● **SUPPLIED DATA**:
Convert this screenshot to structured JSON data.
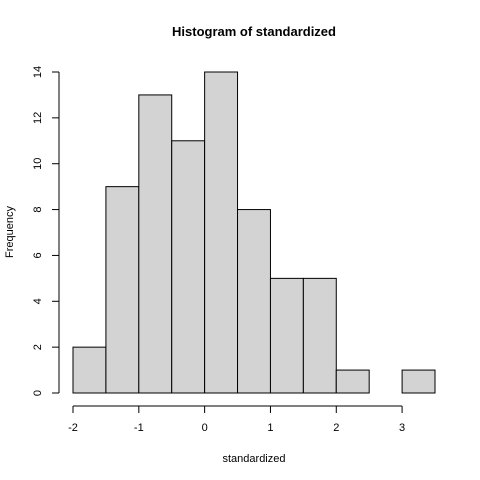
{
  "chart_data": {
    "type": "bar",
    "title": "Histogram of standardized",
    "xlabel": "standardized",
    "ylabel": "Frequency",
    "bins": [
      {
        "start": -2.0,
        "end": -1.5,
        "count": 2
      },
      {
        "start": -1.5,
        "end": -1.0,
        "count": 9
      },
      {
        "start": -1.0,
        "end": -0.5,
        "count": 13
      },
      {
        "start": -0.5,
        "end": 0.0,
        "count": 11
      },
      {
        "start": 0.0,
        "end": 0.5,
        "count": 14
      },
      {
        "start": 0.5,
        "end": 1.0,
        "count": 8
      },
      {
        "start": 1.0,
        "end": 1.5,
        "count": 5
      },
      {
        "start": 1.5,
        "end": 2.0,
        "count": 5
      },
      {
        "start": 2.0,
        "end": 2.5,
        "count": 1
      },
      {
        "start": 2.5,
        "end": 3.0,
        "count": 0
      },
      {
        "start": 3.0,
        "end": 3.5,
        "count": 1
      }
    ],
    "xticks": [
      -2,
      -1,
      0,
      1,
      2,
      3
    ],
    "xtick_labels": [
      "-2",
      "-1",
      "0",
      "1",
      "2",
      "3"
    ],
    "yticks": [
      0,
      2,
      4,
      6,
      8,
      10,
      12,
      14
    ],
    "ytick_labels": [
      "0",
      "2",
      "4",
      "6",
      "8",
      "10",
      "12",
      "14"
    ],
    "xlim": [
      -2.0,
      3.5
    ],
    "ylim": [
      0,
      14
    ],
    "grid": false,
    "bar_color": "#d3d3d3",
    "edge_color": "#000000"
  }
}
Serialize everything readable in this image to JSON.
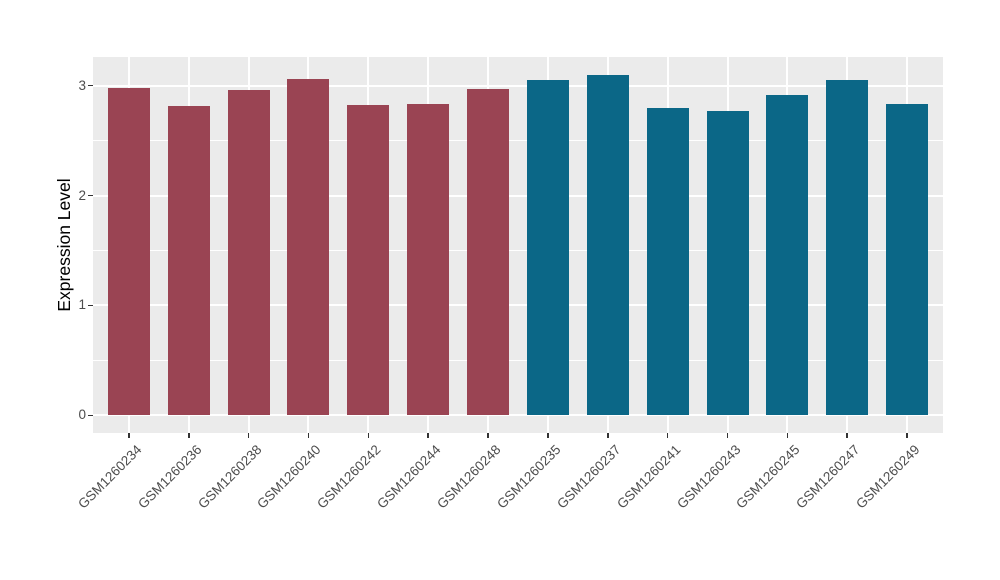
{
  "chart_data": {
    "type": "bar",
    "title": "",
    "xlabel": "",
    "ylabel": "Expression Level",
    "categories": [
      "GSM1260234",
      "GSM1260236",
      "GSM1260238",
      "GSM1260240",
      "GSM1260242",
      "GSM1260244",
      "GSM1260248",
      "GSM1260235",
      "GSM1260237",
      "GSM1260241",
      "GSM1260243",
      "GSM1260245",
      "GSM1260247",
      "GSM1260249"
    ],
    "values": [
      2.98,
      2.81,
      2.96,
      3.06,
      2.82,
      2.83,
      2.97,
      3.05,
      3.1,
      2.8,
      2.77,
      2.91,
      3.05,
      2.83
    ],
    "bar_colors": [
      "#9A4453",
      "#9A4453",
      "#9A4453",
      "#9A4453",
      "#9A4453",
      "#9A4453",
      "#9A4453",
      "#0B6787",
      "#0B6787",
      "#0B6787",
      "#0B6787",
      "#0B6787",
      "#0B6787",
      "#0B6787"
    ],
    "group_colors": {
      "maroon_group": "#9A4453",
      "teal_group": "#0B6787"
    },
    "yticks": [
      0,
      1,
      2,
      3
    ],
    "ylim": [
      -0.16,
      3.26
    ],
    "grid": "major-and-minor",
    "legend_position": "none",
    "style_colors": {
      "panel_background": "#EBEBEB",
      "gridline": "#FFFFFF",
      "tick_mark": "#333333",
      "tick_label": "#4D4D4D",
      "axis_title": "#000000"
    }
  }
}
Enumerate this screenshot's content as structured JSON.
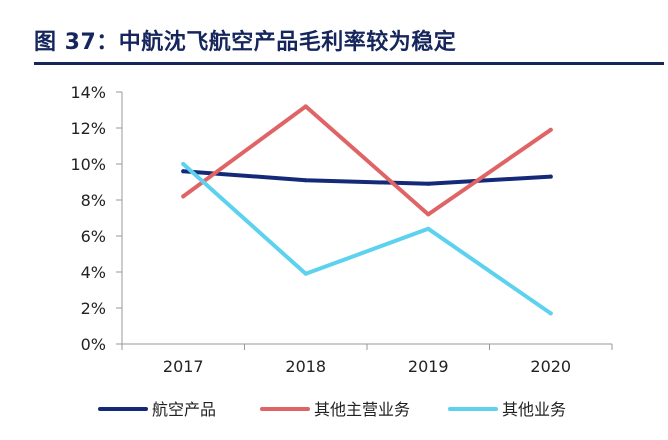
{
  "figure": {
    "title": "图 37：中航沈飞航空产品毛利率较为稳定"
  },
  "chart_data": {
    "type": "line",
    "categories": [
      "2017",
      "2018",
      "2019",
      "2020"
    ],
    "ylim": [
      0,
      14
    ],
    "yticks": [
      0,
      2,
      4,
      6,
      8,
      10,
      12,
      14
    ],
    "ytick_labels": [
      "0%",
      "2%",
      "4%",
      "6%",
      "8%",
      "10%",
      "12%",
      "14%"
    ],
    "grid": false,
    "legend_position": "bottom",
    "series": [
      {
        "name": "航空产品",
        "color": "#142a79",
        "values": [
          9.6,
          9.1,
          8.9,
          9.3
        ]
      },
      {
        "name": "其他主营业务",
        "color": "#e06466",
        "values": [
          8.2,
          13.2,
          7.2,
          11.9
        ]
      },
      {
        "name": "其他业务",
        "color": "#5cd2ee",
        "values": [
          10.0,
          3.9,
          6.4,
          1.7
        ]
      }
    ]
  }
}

● **WRITTEN INSTRUCTION**: In your copy of the records, include no pictures; repeat everything else exactly.

● **TASK RESULT**:
Convert this screenshot to structured JSON data.
{
  "chart_data": {
    "type": "bar",
    "title": "Histogram of standardized",
    "xlabel": "standardized",
    "ylabel": "Frequency",
    "bins": [
      {
        "start": -2.0,
        "end": -1.5,
        "count": 2
      },
      {
        "start": -1.5,
        "end": -1.0,
        "count": 9
      },
      {
        "start": -1.0,
        "end": -0.5,
        "count": 13
      },
      {
        "start": -0.5,
        "end": 0.0,
        "count": 11
      },
      {
        "start": 0.0,
        "end": 0.5,
        "count": 14
      },
      {
        "start": 0.5,
        "end": 1.0,
        "count": 8
      },
      {
        "start": 1.0,
        "end": 1.5,
        "count": 5
      },
      {
        "start": 1.5,
        "end": 2.0,
        "count": 5
      },
      {
        "start": 2.0,
        "end": 2.5,
        "count": 1
      },
      {
        "start": 2.5,
        "end": 3.0,
        "count": 0
      },
      {
        "start": 3.0,
        "end": 3.5,
        "count": 1
      }
    ],
    "xticks": [
      -2,
      -1,
      0,
      1,
      2,
      3
    ],
    "xtick_labels": [
      "-2",
      "-1",
      "0",
      "1",
      "2",
      "3"
    ],
    "yticks": [
      0,
      2,
      4,
      6,
      8,
      10,
      12,
      14
    ],
    "ytick_labels": [
      "0",
      "2",
      "4",
      "6",
      "8",
      "10",
      "12",
      "14"
    ],
    "xlim": [
      -2.0,
      3.5
    ],
    "ylim": [
      0,
      14
    ],
    "grid": false,
    "bar_color": "#d3d3d3",
    "edge_color": "#000000"
  }
}
Serialize everything readable in this image to JSON.
{
  "chart_data": {
    "type": "bar",
    "title": "",
    "xlabel": "",
    "ylabel": "Expression Level",
    "categories": [
      "GSM1260234",
      "GSM1260236",
      "GSM1260238",
      "GSM1260240",
      "GSM1260242",
      "GSM1260244",
      "GSM1260248",
      "GSM1260235",
      "GSM1260237",
      "GSM1260241",
      "GSM1260243",
      "GSM1260245",
      "GSM1260247",
      "GSM1260249"
    ],
    "values": [
      2.98,
      2.81,
      2.96,
      3.06,
      2.82,
      2.83,
      2.97,
      3.05,
      3.1,
      2.8,
      2.77,
      2.91,
      3.05,
      2.83
    ],
    "bar_colors": [
      "#9A4453",
      "#9A4453",
      "#9A4453",
      "#9A4453",
      "#9A4453",
      "#9A4453",
      "#9A4453",
      "#0B6787",
      "#0B6787",
      "#0B6787",
      "#0B6787",
      "#0B6787",
      "#0B6787",
      "#0B6787"
    ],
    "group_colors": {
      "maroon_group": "#9A4453",
      "teal_group": "#0B6787"
    },
    "yticks": [
      0,
      1,
      2,
      3
    ],
    "ylim": [
      -0.16,
      3.26
    ],
    "grid": "major-and-minor",
    "legend_position": "none",
    "style_colors": {
      "panel_background": "#EBEBEB",
      "gridline": "#FFFFFF",
      "tick_mark": "#333333",
      "tick_label": "#4D4D4D",
      "axis_title": "#000000"
    }
  }
}
Enumerate this screenshot's content as structured JSON.
{
  "figure": {
    "title": "图 37：中航沈飞航空产品毛利率较为稳定"
  },
  "chart_data": {
    "type": "line",
    "categories": [
      "2017",
      "2018",
      "2019",
      "2020"
    ],
    "ylim": [
      0,
      14
    ],
    "yticks": [
      0,
      2,
      4,
      6,
      8,
      10,
      12,
      14
    ],
    "ytick_labels": [
      "0%",
      "2%",
      "4%",
      "6%",
      "8%",
      "10%",
      "12%",
      "14%"
    ],
    "grid": false,
    "legend_position": "bottom",
    "series": [
      {
        "name": "航空产品",
        "color": "#142a79",
        "values": [
          9.6,
          9.1,
          8.9,
          9.3
        ]
      },
      {
        "name": "其他主营业务",
        "color": "#e06466",
        "values": [
          8.2,
          13.2,
          7.2,
          11.9
        ]
      },
      {
        "name": "其他业务",
        "color": "#5cd2ee",
        "values": [
          10.0,
          3.9,
          6.4,
          1.7
        ]
      }
    ]
  }
}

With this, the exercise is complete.